Figure record listings

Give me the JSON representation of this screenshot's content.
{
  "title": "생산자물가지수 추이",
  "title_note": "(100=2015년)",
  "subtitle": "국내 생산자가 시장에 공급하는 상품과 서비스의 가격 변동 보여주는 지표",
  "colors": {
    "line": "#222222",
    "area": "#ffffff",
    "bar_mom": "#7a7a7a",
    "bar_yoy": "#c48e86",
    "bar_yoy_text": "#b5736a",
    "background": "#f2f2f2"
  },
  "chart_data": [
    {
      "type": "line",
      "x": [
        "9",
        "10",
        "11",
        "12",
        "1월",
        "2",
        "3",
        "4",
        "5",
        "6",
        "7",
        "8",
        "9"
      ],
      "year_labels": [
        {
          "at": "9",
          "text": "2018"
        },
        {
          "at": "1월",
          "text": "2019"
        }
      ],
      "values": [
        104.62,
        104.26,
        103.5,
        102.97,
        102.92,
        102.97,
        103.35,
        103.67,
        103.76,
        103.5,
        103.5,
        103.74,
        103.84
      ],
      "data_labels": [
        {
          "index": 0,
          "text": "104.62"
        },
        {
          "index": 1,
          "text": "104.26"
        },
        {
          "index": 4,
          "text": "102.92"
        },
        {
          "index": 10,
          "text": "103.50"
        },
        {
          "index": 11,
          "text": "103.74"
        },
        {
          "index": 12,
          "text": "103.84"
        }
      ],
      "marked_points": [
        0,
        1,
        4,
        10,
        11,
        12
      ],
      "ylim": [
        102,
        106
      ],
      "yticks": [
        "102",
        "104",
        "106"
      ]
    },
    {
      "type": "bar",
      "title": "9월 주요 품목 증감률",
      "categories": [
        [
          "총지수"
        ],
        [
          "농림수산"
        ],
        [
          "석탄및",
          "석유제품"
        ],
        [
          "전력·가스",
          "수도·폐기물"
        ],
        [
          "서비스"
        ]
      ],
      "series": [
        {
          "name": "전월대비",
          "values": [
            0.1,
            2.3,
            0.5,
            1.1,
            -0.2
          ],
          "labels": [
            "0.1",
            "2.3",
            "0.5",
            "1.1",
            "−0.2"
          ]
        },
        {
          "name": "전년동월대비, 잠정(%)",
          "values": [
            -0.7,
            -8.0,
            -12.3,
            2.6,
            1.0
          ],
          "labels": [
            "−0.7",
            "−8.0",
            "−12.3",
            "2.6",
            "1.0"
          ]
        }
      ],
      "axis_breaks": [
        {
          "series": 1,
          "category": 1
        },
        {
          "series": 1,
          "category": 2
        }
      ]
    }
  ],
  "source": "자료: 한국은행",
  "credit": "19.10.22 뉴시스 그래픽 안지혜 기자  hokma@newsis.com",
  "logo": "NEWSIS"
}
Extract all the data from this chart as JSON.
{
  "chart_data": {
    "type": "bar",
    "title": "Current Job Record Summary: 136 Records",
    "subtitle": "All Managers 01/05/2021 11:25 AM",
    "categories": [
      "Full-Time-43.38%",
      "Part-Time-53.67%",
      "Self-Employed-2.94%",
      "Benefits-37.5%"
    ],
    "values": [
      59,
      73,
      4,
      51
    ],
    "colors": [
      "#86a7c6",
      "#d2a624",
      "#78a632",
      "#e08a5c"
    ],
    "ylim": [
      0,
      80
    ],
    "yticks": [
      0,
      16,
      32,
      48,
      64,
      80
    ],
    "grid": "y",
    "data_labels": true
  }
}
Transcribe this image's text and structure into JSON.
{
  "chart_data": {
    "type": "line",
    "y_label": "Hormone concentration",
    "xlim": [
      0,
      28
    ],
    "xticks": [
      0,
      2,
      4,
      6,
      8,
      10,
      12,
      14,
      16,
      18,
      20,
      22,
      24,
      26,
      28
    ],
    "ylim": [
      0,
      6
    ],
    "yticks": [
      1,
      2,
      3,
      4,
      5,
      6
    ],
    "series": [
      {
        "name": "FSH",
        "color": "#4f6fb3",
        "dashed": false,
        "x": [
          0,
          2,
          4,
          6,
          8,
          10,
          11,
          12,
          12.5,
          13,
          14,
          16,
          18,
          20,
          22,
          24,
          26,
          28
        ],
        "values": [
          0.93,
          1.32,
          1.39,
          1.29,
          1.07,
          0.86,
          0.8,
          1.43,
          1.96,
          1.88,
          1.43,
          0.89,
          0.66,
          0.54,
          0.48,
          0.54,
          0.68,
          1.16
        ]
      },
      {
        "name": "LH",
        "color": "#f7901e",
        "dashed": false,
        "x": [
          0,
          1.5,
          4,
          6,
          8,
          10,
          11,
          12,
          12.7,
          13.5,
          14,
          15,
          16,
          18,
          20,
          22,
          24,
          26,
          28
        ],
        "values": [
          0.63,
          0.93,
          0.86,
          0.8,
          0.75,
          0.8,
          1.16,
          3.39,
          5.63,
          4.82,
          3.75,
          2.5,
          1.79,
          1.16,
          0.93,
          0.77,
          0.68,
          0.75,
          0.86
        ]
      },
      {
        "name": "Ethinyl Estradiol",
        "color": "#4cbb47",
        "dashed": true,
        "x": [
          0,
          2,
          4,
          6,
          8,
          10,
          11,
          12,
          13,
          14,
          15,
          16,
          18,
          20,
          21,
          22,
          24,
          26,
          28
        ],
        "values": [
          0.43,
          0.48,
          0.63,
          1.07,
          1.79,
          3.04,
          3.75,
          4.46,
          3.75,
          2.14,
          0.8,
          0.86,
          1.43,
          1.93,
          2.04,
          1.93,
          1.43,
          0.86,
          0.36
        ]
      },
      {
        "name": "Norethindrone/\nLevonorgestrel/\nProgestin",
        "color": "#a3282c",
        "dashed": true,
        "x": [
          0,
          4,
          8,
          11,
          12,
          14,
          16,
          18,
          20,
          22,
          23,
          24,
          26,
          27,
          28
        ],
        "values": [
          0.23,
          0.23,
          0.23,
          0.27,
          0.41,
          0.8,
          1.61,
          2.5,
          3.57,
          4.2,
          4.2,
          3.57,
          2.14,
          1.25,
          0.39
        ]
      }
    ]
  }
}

EXERCISE REQUIREMENTS: Of the lines in the material, how many include "subtitle"? Respond with the number alone.

RESPONSE TO THIS EXERCISE: 2